Start The records
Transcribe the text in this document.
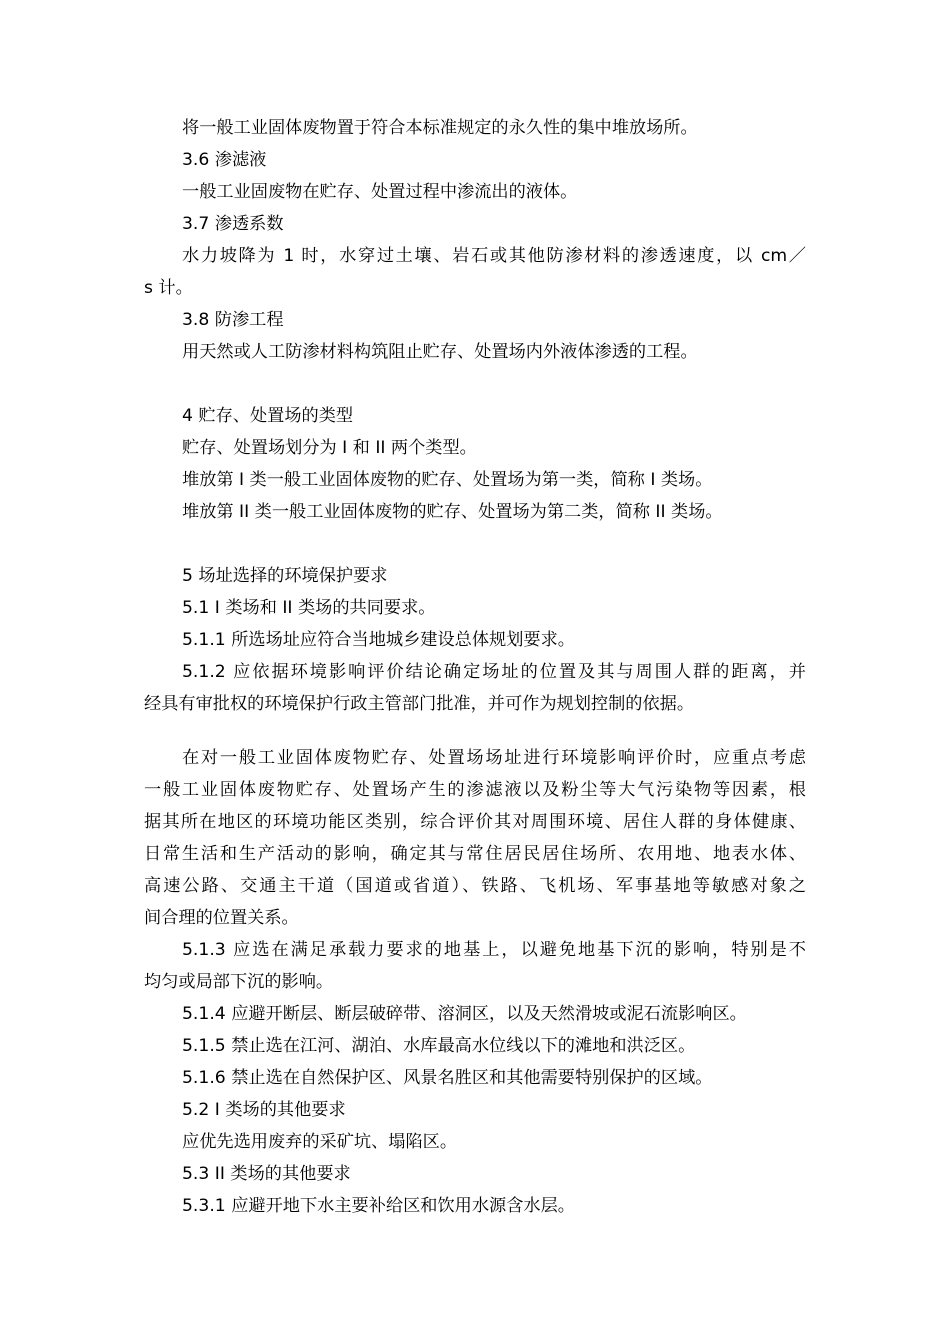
将一般工业固体废物置于符合本标准规定的永久性的集中堆放场所。
3.6 渗滤液
一般工业固废物在贮存、处置过程中渗流出的液体。
3.7 渗透系数
水力坡降为 1 时，水穿过土壤、岩石或其他防渗材料的渗透速度，以 cm／
s 计。
3.8 防渗工程
用天然或人工防渗材料构筑阻止贮存、处置场内外液体渗透的工程。
4 贮存、处置场的类型
贮存、处置场划分为 I 和 II 两个类型。
堆放第 I 类一般工业固体废物的贮存、处置场为第一类，简称 I 类场。
堆放第 II 类一般工业固体废物的贮存、处置场为第二类，简称 II 类场。
5 场址选择的环境保护要求
5.1 I 类场和 II 类场的共同要求。
5.1.1 所选场址应符合当地城乡建设总体规划要求。
5.1.2 应依据环境影响评价结论确定场址的位置及其与周围人群的距离，并
经具有审批权的环境保护行政主管部门批准，并可作为规划控制的依据。
在对一般工业固体废物贮存、处置场场址进行环境影响评价时，应重点考虑
一般工业固体废物贮存、处置场产生的渗滤液以及粉尘等大气污染物等因素，根
据其所在地区的环境功能区类别，综合评价其对周围环境、居住人群的身体健康、
日常生活和生产活动的影响，确定其与常住居民居住场所、农用地、地表水体、
高速公路、交通主干道（国道或省道）、铁路、飞机场、军事基地等敏感对象之
间合理的位置关系。
5.1.3 应选在满足承载力要求的地基上，以避免地基下沉的影响，特别是不
均匀或局部下沉的影响。
5.1.4 应避开断层、断层破碎带、溶洞区，以及天然滑坡或泥石流影响区。
5.1.5 禁止选在江河、湖泊、水库最高水位线以下的滩地和洪泛区。
5.1.6 禁止选在自然保护区、风景名胜区和其他需要特别保护的区域。
5.2 I 类场的其他要求
应优先选用废弃的采矿坑、塌陷区。
5.3 II 类场的其他要求
5.3.1 应避开地下水主要补给区和饮用水源含水层。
End The records
## Given instruction
Print out the whole of the material word for word, without pictures.

## The reply
Transcribe the text in this document.
将一般工业固体废物置于符合本标准规定的永久性的集中堆放场所。
3.6 渗滤液
一般工业固废物在贮存、处置过程中渗流出的液体。
3.7 渗透系数
水力坡降为 1 时，水穿过土壤、岩石或其他防渗材料的渗透速度，以 cm／
s 计。
3.8 防渗工程
用天然或人工防渗材料构筑阻止贮存、处置场内外液体渗透的工程。
4 贮存、处置场的类型
贮存、处置场划分为 I 和 II 两个类型。
堆放第 I 类一般工业固体废物的贮存、处置场为第一类，简称 I 类场。
堆放第 II 类一般工业固体废物的贮存、处置场为第二类，简称 II 类场。
5 场址选择的环境保护要求
5.1 I 类场和 II 类场的共同要求。
5.1.1 所选场址应符合当地城乡建设总体规划要求。
5.1.2 应依据环境影响评价结论确定场址的位置及其与周围人群的距离，并
经具有审批权的环境保护行政主管部门批准，并可作为规划控制的依据。
在对一般工业固体废物贮存、处置场场址进行环境影响评价时，应重点考虑
一般工业固体废物贮存、处置场产生的渗滤液以及粉尘等大气污染物等因素，根
据其所在地区的环境功能区类别，综合评价其对周围环境、居住人群的身体健康、
日常生活和生产活动的影响，确定其与常住居民居住场所、农用地、地表水体、
高速公路、交通主干道（国道或省道）、铁路、飞机场、军事基地等敏感对象之
间合理的位置关系。
5.1.3 应选在满足承载力要求的地基上，以避免地基下沉的影响，特别是不
均匀或局部下沉的影响。
5.1.4 应避开断层、断层破碎带、溶洞区，以及天然滑坡或泥石流影响区。
5.1.5 禁止选在江河、湖泊、水库最高水位线以下的滩地和洪泛区。
5.1.6 禁止选在自然保护区、风景名胜区和其他需要特别保护的区域。
5.2 I 类场的其他要求
应优先选用废弃的采矿坑、塌陷区。
5.3 II 类场的其他要求
5.3.1 应避开地下水主要补给区和饮用水源含水层。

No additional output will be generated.